**PROVIDED ENTRIES:**
=====

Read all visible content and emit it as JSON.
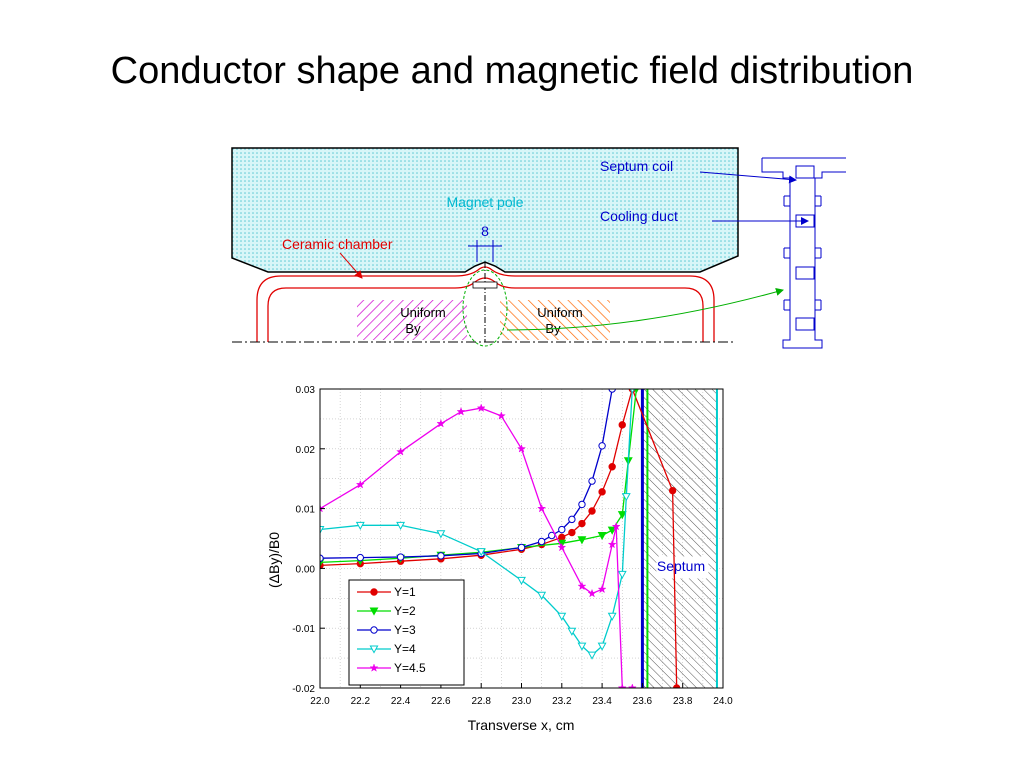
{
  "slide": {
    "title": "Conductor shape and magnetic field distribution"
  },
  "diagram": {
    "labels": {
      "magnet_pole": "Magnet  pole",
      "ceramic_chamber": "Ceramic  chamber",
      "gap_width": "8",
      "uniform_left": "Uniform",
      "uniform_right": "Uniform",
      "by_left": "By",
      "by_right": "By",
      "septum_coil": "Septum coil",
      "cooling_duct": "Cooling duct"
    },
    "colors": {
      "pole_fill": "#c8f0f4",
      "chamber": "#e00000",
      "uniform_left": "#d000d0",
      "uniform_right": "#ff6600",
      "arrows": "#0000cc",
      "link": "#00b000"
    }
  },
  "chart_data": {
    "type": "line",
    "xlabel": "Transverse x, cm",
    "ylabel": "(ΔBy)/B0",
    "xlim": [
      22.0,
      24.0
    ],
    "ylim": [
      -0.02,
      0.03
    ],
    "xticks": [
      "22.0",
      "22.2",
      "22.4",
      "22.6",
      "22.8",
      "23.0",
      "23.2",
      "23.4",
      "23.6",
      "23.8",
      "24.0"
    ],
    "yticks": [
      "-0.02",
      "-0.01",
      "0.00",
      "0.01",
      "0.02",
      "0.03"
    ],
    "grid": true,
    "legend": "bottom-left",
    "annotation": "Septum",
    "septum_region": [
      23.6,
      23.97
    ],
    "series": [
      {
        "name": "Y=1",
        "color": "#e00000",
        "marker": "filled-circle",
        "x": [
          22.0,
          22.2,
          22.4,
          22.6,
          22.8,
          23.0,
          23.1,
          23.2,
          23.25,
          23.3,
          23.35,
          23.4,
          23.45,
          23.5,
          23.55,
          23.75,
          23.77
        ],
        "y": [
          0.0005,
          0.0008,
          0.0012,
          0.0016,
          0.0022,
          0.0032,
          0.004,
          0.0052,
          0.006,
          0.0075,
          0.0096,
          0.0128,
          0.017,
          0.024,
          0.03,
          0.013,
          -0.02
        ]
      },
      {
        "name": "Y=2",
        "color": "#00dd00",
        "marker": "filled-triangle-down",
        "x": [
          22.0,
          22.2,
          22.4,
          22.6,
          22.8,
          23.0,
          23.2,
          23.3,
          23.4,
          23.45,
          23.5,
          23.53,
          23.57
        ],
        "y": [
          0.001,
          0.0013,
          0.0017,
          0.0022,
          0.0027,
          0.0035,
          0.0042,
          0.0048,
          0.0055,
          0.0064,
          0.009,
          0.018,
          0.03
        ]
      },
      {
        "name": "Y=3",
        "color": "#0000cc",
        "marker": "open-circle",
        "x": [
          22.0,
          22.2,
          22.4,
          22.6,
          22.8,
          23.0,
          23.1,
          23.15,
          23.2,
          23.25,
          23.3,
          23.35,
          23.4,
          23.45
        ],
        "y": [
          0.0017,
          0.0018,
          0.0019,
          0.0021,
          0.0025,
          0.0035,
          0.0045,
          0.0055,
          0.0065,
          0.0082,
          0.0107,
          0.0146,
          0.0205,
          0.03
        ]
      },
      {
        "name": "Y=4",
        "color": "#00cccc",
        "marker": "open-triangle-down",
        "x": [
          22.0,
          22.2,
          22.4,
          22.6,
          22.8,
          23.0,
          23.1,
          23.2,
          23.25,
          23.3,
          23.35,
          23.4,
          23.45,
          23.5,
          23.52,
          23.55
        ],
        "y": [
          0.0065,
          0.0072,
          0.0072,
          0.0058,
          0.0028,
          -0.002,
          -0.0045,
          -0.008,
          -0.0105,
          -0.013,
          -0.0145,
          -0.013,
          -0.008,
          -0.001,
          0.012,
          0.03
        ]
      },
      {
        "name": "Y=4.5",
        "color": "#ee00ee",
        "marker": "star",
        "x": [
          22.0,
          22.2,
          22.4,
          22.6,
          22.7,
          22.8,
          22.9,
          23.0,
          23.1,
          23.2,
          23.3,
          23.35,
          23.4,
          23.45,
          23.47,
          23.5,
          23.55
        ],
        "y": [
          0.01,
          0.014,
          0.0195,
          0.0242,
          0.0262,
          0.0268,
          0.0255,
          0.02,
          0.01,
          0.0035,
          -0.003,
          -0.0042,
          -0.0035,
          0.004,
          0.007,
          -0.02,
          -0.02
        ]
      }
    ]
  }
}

=====

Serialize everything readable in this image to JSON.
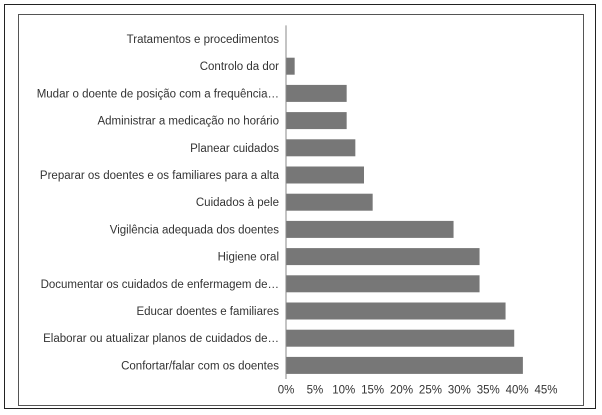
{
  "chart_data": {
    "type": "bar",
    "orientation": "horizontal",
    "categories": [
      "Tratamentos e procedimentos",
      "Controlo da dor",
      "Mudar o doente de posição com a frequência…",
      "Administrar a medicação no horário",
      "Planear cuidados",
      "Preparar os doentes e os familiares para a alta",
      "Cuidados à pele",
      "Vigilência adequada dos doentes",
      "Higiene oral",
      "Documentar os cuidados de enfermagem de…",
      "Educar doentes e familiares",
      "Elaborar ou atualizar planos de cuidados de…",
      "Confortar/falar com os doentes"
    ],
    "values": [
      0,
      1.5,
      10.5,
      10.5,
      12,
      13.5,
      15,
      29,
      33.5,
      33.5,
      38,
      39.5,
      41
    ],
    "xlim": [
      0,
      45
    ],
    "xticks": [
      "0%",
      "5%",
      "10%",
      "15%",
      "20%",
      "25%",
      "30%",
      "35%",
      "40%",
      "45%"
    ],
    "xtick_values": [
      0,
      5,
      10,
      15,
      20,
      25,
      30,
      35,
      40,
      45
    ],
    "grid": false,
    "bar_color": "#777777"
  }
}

=====

**WHAT NEEDS TO BE DONE:**
Return only those lines of the records that contain the string "familiares".

**WORKED ANSWER:**
      "Preparar os doentes e os familiares para a alta",
      "Educar doentes e familiares",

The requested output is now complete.